──────── Records for processing
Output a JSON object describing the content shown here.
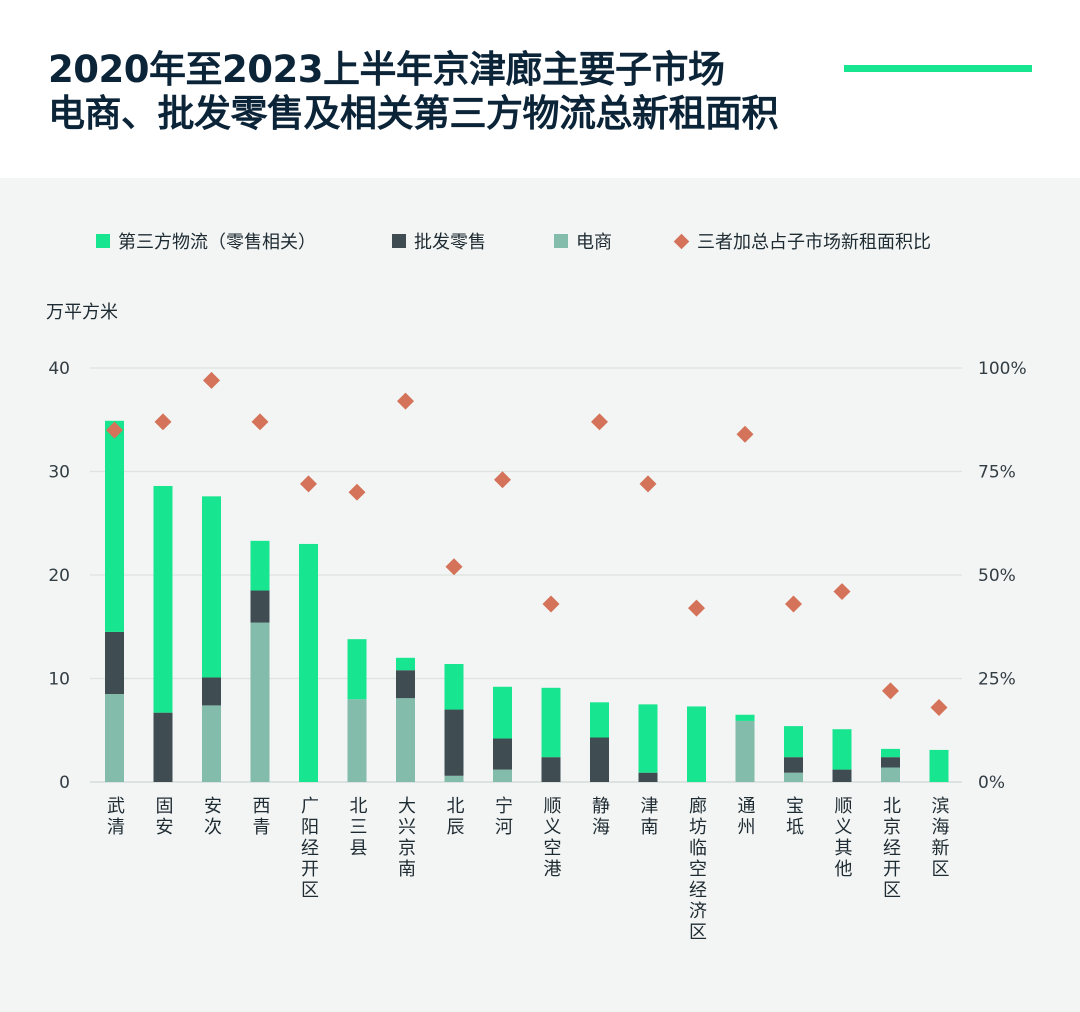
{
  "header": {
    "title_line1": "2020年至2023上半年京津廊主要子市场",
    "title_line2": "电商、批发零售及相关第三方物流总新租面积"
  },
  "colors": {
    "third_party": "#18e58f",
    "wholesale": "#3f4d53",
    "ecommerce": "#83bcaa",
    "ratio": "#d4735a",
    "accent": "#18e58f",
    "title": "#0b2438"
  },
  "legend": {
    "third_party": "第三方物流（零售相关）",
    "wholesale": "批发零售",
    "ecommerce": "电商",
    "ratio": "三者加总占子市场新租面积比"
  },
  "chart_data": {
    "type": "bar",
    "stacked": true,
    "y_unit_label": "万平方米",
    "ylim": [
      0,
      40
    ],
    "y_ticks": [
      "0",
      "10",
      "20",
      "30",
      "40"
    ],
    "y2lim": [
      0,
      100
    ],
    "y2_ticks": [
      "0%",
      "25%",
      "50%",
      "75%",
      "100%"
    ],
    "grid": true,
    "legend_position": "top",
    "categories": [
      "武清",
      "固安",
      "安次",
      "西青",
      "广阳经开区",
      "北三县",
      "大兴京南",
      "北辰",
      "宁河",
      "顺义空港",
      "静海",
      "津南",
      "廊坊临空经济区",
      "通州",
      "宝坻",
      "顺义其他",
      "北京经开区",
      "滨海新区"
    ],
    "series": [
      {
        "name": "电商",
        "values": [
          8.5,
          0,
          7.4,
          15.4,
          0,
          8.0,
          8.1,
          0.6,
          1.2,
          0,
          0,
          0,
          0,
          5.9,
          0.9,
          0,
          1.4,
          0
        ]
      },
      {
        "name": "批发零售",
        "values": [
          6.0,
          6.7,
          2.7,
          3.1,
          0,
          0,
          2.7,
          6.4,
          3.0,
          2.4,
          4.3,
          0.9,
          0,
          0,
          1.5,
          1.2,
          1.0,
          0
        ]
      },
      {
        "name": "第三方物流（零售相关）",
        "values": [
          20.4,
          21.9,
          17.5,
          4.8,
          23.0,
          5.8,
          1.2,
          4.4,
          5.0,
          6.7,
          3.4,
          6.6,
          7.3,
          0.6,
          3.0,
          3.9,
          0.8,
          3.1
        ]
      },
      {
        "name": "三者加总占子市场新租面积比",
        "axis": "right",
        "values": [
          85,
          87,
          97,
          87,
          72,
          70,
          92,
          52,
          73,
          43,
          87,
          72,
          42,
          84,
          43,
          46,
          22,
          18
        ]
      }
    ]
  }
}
────────────────
──────── Records for processing
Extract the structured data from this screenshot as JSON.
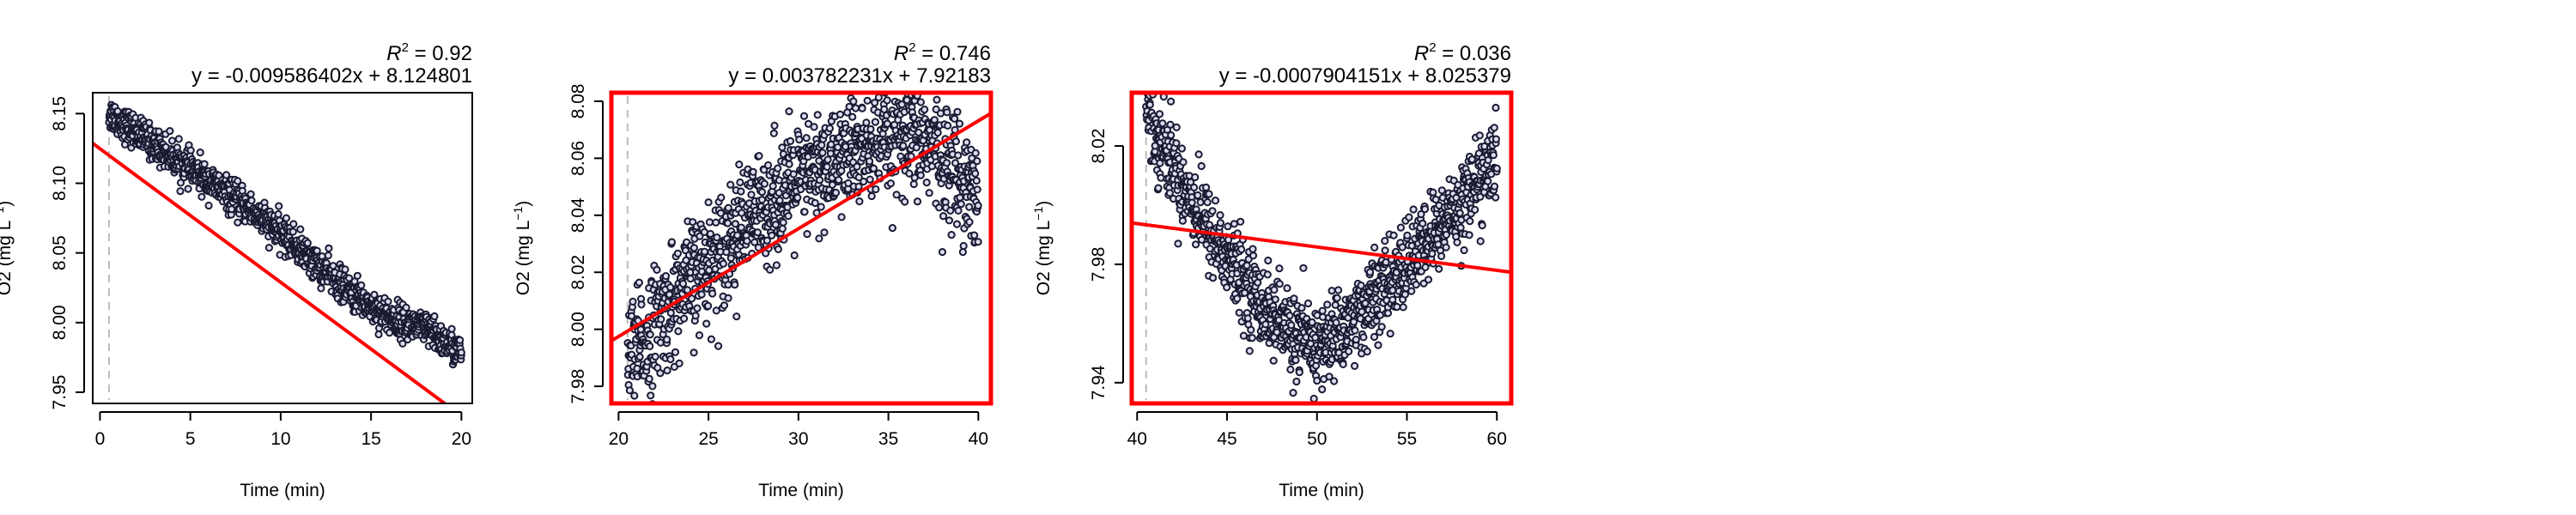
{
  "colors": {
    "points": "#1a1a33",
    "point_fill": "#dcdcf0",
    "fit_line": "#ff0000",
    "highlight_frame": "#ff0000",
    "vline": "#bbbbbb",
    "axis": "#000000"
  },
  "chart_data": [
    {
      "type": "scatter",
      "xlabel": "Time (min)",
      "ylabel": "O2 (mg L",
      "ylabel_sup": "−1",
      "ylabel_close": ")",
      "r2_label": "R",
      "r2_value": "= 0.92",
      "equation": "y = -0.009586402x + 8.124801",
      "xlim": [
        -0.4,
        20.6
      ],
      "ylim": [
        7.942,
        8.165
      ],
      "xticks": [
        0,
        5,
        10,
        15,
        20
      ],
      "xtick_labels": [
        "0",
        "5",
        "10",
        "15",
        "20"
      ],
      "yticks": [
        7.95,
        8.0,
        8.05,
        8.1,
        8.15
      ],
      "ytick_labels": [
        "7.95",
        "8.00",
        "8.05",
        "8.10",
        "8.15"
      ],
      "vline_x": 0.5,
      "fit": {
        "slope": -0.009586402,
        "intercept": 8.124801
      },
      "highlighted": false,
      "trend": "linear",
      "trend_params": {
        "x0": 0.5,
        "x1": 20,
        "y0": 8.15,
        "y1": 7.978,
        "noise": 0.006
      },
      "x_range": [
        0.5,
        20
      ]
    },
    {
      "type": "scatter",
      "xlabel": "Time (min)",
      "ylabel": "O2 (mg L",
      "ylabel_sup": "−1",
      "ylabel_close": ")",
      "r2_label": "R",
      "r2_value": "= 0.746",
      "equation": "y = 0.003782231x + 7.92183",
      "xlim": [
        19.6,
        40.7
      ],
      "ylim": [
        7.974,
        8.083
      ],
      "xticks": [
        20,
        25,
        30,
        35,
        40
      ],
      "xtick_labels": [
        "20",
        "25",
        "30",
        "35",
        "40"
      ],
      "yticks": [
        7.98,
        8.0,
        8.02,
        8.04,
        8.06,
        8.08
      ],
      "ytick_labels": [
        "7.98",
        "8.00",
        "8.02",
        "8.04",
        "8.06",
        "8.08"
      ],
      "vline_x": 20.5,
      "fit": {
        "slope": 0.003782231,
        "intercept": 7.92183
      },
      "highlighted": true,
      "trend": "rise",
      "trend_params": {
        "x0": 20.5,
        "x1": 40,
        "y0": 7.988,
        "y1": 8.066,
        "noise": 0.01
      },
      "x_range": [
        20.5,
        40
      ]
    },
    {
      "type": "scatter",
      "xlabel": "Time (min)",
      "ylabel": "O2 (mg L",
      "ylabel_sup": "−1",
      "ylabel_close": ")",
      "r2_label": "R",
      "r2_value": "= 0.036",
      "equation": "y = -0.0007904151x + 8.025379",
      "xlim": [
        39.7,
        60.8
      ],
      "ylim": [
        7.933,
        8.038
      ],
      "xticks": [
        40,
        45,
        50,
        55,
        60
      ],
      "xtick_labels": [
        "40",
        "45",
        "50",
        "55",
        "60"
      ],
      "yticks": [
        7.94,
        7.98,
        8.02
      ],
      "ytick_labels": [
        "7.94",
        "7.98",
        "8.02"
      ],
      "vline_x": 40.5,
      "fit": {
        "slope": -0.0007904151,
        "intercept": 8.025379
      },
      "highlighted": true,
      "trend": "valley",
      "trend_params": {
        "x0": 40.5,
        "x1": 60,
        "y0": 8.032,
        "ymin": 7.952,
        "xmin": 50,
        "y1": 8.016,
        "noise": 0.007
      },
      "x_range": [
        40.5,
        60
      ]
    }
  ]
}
────────────────
──────── Records for processing
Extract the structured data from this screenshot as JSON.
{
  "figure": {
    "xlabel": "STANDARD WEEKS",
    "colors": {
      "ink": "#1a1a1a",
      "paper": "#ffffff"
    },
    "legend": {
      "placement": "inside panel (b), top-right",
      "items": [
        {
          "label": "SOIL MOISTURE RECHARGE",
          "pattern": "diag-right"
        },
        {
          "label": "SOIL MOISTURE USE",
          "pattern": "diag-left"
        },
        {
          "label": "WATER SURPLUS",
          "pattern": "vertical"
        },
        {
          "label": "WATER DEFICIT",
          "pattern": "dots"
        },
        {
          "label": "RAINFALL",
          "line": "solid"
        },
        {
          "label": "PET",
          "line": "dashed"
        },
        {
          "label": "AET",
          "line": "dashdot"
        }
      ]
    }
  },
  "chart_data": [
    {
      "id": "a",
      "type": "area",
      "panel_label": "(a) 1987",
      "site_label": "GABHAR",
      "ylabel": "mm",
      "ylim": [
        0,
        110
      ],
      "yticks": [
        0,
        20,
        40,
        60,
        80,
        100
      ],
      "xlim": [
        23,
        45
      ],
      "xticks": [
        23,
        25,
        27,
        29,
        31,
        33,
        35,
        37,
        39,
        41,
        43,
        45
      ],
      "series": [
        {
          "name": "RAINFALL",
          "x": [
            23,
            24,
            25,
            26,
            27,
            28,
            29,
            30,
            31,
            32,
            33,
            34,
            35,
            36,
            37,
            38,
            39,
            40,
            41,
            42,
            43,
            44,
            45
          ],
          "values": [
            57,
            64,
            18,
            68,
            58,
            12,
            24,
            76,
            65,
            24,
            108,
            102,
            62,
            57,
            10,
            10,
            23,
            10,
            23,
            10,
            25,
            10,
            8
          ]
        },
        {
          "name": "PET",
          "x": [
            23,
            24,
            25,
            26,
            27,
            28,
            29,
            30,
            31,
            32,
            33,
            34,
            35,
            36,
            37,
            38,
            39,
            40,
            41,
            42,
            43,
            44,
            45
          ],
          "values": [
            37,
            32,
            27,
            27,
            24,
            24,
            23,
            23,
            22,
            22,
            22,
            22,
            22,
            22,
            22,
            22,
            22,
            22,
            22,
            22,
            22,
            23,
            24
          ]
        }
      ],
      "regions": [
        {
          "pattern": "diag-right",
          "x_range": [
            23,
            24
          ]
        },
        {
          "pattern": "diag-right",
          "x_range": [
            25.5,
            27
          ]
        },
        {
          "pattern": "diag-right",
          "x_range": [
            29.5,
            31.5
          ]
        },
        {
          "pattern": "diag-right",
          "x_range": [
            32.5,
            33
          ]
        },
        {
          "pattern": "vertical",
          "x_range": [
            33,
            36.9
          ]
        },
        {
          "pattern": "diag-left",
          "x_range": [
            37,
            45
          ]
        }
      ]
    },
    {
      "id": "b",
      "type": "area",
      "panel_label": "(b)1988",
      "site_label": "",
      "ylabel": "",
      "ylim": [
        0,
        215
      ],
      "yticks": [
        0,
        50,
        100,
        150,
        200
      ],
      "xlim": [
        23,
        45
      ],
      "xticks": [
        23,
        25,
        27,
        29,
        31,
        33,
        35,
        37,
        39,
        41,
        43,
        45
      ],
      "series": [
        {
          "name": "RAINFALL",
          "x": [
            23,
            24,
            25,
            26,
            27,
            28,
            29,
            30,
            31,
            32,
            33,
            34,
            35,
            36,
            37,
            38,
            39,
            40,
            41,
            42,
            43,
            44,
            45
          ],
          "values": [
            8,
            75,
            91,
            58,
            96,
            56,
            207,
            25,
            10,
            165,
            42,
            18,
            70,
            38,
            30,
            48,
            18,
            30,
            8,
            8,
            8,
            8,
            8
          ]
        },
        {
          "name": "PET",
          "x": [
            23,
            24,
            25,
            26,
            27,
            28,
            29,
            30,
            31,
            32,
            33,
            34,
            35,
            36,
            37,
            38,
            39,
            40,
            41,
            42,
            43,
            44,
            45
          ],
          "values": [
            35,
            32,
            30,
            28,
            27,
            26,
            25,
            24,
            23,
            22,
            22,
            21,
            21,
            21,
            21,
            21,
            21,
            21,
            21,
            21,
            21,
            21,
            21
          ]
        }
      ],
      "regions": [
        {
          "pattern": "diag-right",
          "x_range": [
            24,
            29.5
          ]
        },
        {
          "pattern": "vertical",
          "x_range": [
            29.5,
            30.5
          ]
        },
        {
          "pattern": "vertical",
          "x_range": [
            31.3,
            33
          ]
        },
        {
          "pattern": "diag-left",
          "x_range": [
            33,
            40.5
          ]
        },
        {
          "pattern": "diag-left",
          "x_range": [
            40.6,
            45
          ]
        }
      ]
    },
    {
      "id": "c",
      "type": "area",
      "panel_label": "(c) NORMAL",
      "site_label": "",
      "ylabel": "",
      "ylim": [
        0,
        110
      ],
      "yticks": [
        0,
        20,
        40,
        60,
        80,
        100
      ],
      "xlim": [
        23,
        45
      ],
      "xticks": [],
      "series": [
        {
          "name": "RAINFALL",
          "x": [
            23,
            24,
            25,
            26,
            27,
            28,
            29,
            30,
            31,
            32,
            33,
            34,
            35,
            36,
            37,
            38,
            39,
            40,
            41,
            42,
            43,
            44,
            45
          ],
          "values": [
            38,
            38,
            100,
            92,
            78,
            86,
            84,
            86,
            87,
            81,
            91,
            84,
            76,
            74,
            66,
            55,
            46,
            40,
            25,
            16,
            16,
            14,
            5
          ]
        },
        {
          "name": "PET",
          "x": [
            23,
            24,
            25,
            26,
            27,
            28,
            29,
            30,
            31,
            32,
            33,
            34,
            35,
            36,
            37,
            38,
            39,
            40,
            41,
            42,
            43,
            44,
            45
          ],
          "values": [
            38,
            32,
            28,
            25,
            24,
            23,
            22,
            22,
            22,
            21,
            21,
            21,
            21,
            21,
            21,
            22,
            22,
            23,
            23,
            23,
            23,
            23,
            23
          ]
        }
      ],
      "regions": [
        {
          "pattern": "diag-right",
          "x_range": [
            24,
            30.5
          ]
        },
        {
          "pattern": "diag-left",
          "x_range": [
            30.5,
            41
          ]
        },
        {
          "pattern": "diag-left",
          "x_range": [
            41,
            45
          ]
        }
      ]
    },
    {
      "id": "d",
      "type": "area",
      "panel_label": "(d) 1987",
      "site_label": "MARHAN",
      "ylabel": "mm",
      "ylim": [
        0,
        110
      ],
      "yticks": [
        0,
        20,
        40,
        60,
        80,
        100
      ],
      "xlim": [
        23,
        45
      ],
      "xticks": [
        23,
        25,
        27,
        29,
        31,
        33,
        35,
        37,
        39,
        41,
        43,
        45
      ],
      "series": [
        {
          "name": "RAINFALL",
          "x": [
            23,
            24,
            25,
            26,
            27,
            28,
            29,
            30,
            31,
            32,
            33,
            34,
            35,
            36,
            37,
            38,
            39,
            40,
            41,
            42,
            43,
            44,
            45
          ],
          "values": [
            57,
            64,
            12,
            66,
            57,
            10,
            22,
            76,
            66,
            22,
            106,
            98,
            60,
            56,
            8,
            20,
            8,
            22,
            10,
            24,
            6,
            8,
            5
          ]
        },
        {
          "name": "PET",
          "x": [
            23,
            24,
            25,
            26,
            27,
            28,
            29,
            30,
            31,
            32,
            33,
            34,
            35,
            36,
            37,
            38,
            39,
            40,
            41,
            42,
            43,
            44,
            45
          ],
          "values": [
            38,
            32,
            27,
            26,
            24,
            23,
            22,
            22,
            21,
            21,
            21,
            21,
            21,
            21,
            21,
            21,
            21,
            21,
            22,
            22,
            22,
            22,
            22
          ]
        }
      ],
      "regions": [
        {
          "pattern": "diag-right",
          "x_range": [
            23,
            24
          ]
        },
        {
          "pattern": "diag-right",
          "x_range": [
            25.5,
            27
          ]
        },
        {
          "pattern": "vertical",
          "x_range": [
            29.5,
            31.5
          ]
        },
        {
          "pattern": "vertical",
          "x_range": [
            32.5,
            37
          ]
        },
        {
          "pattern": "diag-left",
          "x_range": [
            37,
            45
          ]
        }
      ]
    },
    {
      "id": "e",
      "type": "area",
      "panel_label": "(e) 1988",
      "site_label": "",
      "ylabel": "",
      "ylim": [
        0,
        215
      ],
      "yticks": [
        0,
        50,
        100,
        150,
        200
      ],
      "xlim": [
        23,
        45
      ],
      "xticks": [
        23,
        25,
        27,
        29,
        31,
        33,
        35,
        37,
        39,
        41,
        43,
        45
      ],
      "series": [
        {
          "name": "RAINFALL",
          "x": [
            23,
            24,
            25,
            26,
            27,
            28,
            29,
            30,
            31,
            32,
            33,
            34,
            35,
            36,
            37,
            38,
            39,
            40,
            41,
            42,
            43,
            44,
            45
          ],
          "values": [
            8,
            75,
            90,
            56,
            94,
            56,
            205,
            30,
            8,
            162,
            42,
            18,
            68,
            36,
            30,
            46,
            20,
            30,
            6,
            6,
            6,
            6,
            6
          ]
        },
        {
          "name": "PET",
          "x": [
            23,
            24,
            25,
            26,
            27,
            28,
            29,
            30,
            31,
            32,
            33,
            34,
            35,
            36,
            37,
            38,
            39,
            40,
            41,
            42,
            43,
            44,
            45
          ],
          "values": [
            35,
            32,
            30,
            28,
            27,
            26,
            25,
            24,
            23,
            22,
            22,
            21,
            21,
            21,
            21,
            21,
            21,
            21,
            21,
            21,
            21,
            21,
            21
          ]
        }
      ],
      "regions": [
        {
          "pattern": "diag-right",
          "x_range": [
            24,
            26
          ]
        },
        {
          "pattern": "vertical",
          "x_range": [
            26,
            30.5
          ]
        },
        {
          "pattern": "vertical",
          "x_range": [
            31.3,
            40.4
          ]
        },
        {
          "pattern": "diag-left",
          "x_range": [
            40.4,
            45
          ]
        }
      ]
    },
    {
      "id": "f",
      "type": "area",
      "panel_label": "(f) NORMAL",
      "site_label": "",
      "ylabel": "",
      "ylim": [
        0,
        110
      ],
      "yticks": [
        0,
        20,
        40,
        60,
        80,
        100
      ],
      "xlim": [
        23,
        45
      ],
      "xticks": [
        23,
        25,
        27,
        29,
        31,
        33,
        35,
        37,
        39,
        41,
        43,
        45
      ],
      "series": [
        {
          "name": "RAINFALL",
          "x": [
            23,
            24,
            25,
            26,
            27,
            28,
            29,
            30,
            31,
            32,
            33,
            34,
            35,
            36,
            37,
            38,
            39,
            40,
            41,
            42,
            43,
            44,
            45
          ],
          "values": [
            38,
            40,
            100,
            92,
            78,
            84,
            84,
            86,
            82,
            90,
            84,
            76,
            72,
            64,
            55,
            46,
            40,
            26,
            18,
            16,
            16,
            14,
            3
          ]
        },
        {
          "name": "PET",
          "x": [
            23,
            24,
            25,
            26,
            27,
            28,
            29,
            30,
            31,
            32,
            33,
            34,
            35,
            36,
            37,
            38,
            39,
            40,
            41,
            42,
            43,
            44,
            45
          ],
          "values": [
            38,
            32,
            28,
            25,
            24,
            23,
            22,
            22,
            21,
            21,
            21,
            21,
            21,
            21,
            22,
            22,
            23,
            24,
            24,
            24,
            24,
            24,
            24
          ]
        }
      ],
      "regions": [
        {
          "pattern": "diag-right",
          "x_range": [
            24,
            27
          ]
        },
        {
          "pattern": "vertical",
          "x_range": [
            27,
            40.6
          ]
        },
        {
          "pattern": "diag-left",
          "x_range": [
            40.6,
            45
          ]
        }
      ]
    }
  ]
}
────────────────
# Required task
Filter the entries and copy out every line with the word "MOISTURE".

# Complete output
          "label": "SOIL MOISTURE RECHARGE",
          "label": "SOIL MOISTURE USE",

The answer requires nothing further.